## Exercise directions
Copy every one of the following items, reproducing each line without any change.

Labeled region entries:
····················

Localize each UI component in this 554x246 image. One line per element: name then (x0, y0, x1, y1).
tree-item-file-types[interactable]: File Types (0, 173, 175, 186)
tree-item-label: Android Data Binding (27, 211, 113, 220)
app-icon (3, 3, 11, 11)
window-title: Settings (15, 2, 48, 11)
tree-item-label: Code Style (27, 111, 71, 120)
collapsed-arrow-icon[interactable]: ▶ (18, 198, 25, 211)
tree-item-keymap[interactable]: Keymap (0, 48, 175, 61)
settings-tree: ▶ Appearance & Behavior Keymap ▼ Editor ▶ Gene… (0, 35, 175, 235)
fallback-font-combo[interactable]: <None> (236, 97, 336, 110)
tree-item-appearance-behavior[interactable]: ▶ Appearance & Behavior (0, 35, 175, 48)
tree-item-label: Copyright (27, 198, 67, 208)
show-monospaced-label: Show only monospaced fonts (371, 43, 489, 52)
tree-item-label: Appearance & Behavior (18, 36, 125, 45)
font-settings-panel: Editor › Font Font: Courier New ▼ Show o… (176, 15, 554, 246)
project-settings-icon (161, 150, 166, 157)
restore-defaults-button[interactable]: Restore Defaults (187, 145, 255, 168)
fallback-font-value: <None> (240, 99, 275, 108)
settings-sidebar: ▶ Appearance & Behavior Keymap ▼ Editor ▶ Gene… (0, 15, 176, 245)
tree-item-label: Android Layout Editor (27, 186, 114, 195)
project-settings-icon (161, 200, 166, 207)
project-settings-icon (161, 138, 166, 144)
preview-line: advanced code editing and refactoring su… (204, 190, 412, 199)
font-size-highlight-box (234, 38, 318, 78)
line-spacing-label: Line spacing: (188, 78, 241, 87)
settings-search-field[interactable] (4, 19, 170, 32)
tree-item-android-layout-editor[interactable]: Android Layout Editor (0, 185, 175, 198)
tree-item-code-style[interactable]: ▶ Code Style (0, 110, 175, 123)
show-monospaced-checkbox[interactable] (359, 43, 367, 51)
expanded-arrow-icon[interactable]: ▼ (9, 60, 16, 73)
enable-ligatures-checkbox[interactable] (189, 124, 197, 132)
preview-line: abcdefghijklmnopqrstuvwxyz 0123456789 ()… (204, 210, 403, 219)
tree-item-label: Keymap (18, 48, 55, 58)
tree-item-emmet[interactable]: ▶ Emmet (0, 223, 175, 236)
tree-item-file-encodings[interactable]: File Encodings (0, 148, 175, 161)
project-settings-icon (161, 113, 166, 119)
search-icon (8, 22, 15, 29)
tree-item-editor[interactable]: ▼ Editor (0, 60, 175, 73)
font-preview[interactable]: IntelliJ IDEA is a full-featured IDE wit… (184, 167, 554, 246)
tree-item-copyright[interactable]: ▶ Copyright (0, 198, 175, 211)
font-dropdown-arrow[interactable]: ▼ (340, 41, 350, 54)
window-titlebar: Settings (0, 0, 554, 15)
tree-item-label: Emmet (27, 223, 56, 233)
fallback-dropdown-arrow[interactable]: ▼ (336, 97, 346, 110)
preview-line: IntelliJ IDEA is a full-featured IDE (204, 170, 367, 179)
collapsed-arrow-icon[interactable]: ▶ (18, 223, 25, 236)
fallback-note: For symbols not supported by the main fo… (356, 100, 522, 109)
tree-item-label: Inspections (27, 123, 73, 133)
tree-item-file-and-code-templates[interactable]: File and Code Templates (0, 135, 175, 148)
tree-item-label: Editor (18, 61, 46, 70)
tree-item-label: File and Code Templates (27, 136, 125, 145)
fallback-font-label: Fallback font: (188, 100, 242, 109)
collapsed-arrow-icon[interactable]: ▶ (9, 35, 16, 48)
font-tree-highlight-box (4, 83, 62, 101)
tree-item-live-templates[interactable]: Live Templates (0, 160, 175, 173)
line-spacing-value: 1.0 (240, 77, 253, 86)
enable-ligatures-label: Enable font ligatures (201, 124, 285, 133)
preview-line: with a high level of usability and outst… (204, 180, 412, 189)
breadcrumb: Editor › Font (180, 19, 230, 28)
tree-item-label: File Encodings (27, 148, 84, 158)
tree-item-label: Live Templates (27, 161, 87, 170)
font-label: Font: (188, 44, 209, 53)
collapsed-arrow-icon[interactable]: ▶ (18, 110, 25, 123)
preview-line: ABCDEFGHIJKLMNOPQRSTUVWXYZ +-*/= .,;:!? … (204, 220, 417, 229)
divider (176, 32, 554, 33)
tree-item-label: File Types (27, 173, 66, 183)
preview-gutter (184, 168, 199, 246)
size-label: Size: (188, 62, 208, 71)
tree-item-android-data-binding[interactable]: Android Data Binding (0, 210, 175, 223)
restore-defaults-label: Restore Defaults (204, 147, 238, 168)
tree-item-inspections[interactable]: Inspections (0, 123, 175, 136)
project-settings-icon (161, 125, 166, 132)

····················

## Written reply
Localize each UI component in this 554x246 image. One line per element: name then (x0, y0, x1, y1).
tree-item-file-types[interactable]: File Types (0, 173, 175, 186)
tree-item-label: Android Data Binding (27, 211, 113, 220)
app-icon (3, 3, 11, 11)
window-title: Settings (15, 2, 48, 11)
tree-item-label: Code Style (27, 111, 71, 120)
collapsed-arrow-icon[interactable]: ▶ (18, 198, 25, 211)
tree-item-keymap[interactable]: Keymap (0, 48, 175, 61)
settings-tree: ▶ Appearance & Behavior Keymap ▼ Editor ▶ Gene… (0, 35, 175, 235)
fallback-font-combo[interactable]: <None> (236, 97, 336, 110)
tree-item-appearance-behavior[interactable]: ▶ Appearance & Behavior (0, 35, 175, 48)
tree-item-label: Copyright (27, 198, 67, 208)
show-monospaced-label: Show only monospaced fonts (371, 43, 489, 52)
tree-item-label: Appearance & Behavior (18, 36, 125, 45)
font-settings-panel: Editor › Font Font: Courier New ▼ Show o… (176, 15, 554, 246)
project-settings-icon (161, 150, 166, 157)
restore-defaults-button[interactable]: Restore Defaults (187, 145, 255, 168)
fallback-font-value: <None> (240, 99, 275, 108)
settings-sidebar: ▶ Appearance & Behavior Keymap ▼ Editor ▶ Gene… (0, 15, 176, 245)
tree-item-label: Android Layout Editor (27, 186, 114, 195)
project-settings-icon (161, 200, 166, 207)
project-settings-icon (161, 138, 166, 144)
preview-line: advanced code editing and refactoring su… (204, 190, 412, 199)
font-size-highlight-box (234, 38, 318, 78)
line-spacing-label: Line spacing: (188, 78, 241, 87)
settings-search-field[interactable] (4, 19, 170, 32)
tree-item-android-layout-editor[interactable]: Android Layout Editor (0, 185, 175, 198)
tree-item-code-style[interactable]: ▶ Code Style (0, 110, 175, 123)
show-monospaced-checkbox[interactable] (359, 43, 367, 51)
expanded-arrow-icon[interactable]: ▼ (9, 60, 16, 73)
enable-ligatures-checkbox[interactable] (189, 124, 197, 132)
preview-line: abcdefghijklmnopqrstuvwxyz 0123456789 ()… (204, 210, 403, 219)
tree-item-label: Keymap (18, 48, 55, 58)
tree-item-emmet[interactable]: ▶ Emmet (0, 223, 175, 236)
tree-item-file-encodings[interactable]: File Encodings (0, 148, 175, 161)
project-settings-icon (161, 113, 166, 119)
search-icon (8, 22, 15, 29)
tree-item-editor[interactable]: ▼ Editor (0, 60, 175, 73)
font-preview[interactable]: IntelliJ IDEA is a full-featured IDE wit… (184, 167, 554, 246)
tree-item-copyright[interactable]: ▶ Copyright (0, 198, 175, 211)
font-dropdown-arrow[interactable]: ▼ (340, 41, 350, 54)
window-titlebar: Settings (0, 0, 554, 15)
tree-item-label: Emmet (27, 223, 56, 233)
fallback-dropdown-arrow[interactable]: ▼ (336, 97, 346, 110)
preview-line: IntelliJ IDEA is a full-featured IDE (204, 170, 367, 179)
collapsed-arrow-icon[interactable]: ▶ (18, 223, 25, 236)
fallback-note: For symbols not supported by the main fo… (356, 100, 522, 109)
tree-item-label: Inspections (27, 123, 73, 133)
tree-item-file-and-code-templates[interactable]: File and Code Templates (0, 135, 175, 148)
tree-item-label: Editor (18, 61, 46, 70)
tree-item-label: File and Code Templates (27, 136, 125, 145)
fallback-font-label: Fallback font: (188, 100, 242, 109)
collapsed-arrow-icon[interactable]: ▶ (9, 35, 16, 48)
font-tree-highlight-box (4, 83, 62, 101)
tree-item-live-templates[interactable]: Live Templates (0, 160, 175, 173)
line-spacing-value: 1.0 (240, 77, 253, 86)
enable-ligatures-label: Enable font ligatures (201, 124, 285, 133)
preview-line: with a high level of usability and outst… (204, 180, 412, 189)
breadcrumb: Editor › Font (180, 19, 230, 28)
tree-item-label: File Encodings (27, 148, 84, 158)
tree-item-label: Live Templates (27, 161, 87, 170)
font-label: Font: (188, 44, 209, 53)
collapsed-arrow-icon[interactable]: ▶ (18, 110, 25, 123)
preview-line: ABCDEFGHIJKLMNOPQRSTUVWXYZ +-*/= .,;:!? … (204, 220, 417, 229)
divider (176, 32, 554, 33)
tree-item-label: File Types (27, 173, 66, 183)
preview-gutter (184, 168, 199, 246)
size-label: Size: (188, 62, 208, 71)
tree-item-android-data-binding[interactable]: Android Data Binding (0, 210, 175, 223)
restore-defaults-label: Restore Defaults (204, 147, 238, 168)
tree-item-inspections[interactable]: Inspections (0, 123, 175, 136)
project-settings-icon (161, 125, 166, 132)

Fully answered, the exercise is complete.